▸ **DIRECTION**:
Records follow. Pull out every line that contains "automate".

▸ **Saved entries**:
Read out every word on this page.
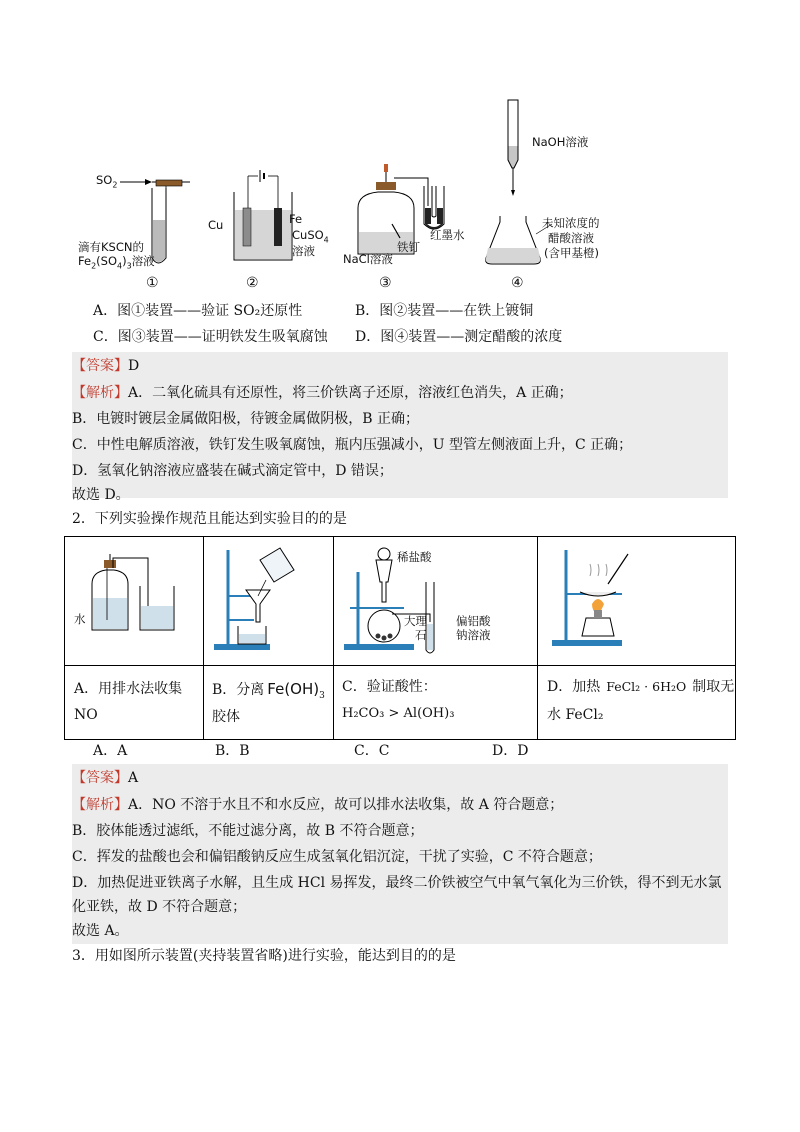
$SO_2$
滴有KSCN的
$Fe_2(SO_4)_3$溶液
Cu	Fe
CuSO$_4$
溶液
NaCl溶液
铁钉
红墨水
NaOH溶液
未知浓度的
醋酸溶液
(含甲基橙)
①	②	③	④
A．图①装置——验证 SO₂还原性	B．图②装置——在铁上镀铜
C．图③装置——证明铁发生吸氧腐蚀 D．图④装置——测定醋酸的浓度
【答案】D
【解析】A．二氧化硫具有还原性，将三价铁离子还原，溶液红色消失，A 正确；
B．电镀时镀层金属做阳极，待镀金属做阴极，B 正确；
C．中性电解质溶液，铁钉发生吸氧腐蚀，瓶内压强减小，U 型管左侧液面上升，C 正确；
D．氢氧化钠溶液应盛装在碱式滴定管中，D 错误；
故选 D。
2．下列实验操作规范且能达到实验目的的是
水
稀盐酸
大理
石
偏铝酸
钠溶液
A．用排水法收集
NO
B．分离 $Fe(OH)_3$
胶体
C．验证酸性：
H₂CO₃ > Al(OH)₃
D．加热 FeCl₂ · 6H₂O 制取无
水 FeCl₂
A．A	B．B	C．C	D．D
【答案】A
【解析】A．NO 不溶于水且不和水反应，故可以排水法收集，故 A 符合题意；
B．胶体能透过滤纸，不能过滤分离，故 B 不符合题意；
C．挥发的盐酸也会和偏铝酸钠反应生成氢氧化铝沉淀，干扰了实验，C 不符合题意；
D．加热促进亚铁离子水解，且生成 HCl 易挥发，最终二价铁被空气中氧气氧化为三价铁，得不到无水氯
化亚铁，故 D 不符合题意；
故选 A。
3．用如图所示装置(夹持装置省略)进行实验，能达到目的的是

...

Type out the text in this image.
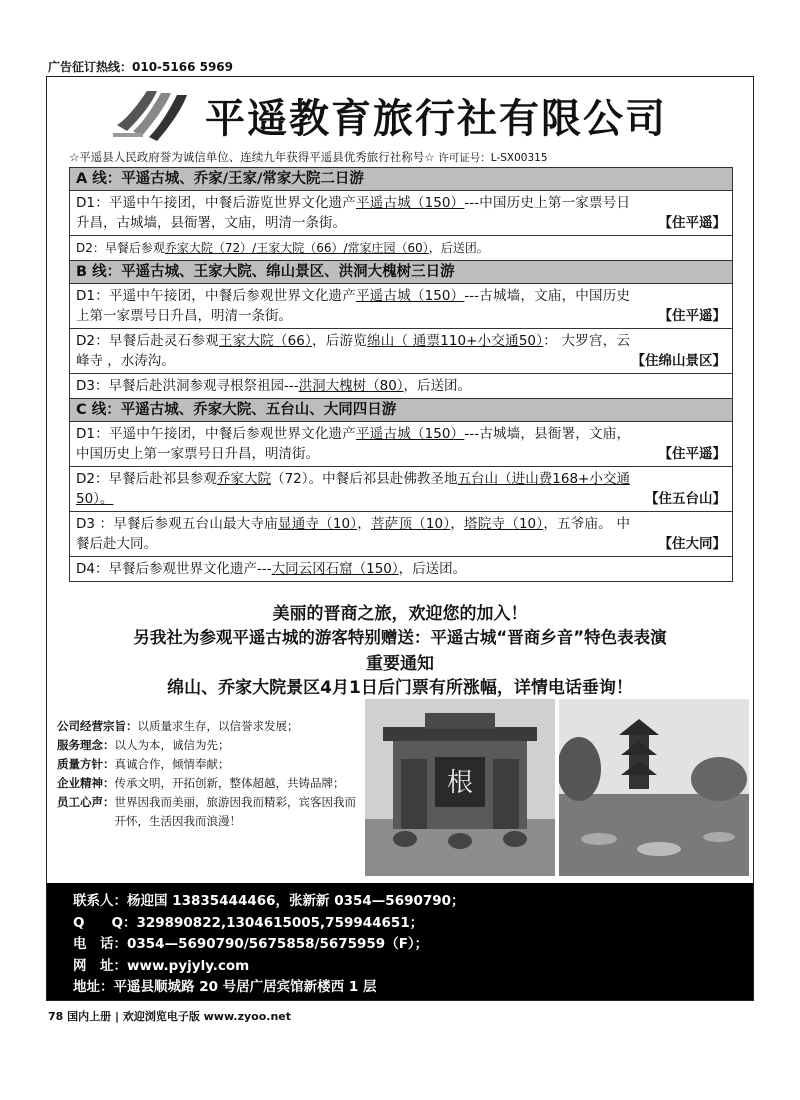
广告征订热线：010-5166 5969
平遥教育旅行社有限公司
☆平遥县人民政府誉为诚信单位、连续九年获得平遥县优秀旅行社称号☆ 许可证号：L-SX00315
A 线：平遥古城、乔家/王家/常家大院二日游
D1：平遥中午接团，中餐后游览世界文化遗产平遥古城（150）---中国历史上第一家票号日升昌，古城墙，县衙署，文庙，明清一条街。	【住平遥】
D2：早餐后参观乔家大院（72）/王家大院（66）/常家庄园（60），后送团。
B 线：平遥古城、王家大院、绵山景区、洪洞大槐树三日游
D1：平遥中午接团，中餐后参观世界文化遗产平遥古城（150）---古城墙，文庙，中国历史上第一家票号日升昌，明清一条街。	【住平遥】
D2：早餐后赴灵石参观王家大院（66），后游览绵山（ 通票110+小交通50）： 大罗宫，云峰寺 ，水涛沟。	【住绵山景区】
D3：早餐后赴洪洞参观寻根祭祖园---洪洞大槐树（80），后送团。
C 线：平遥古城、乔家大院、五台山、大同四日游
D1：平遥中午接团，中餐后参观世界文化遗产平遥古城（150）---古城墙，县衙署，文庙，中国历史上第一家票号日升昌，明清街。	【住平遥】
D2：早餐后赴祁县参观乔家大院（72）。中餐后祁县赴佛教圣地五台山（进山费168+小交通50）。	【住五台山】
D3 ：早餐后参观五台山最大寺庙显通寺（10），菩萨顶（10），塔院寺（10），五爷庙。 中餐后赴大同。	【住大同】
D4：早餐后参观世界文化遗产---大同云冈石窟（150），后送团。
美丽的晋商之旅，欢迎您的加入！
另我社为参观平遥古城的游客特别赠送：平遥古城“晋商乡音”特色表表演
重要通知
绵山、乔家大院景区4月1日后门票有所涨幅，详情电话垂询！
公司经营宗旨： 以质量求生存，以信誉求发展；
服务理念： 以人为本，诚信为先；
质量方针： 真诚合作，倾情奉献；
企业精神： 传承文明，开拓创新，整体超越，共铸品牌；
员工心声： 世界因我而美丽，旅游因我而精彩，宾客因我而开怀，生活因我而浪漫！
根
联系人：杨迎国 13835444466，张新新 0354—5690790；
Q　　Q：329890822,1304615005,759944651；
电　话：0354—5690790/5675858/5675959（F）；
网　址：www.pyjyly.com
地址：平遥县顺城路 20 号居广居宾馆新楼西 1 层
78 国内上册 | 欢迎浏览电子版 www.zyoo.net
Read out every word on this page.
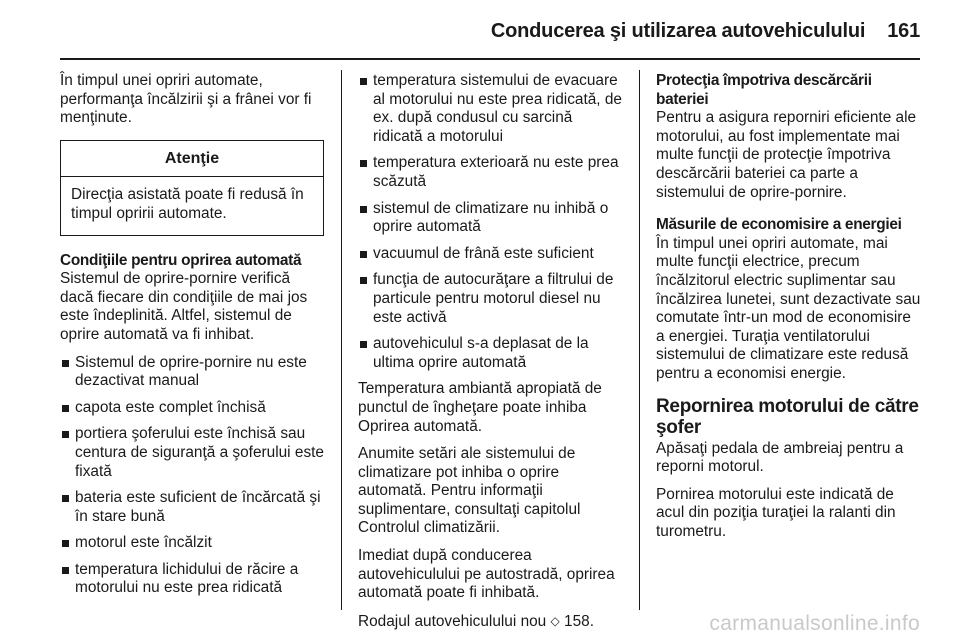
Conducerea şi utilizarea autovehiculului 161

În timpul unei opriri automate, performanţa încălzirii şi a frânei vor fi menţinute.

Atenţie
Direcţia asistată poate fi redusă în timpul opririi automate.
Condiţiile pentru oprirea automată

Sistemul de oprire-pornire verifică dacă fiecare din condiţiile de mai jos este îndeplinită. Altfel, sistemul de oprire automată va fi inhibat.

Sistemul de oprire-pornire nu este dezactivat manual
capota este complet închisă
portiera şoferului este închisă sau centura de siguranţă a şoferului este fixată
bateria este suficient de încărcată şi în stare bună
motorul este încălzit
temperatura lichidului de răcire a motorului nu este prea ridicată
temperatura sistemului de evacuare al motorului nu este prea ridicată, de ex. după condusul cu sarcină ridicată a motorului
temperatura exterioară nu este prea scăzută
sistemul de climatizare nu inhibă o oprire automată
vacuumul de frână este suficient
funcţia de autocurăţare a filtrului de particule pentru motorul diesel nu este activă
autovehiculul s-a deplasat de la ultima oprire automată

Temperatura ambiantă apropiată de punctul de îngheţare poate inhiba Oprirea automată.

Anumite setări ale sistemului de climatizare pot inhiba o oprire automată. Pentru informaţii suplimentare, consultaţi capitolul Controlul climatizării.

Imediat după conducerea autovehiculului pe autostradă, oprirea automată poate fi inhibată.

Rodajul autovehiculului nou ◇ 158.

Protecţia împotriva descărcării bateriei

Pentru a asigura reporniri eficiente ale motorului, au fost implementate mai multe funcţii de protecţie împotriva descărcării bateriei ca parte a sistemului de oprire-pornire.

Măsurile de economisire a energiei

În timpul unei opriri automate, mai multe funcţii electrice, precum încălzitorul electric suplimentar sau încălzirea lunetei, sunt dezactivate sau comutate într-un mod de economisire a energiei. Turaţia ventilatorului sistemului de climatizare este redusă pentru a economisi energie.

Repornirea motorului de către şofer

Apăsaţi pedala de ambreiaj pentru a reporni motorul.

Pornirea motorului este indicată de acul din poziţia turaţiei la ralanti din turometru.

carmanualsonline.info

▸ **EXERCISE RESPONSE**:
În timpul unei opriri automate, performanţa încălzirii şi a frânei vor fi menţinute.
Direcţia asistată poate fi redusă în timpul opririi automate.
În timpul unei opriri automate, mai multe funcţii electrice, precum încălzitorul electric suplimentar sau încălzirea lunetei, sunt dezactivate sau comutate într-un mod de economisire a energiei. Turaţia ventilatorului sistemului de climatizare este redusă pentru a economisi energie.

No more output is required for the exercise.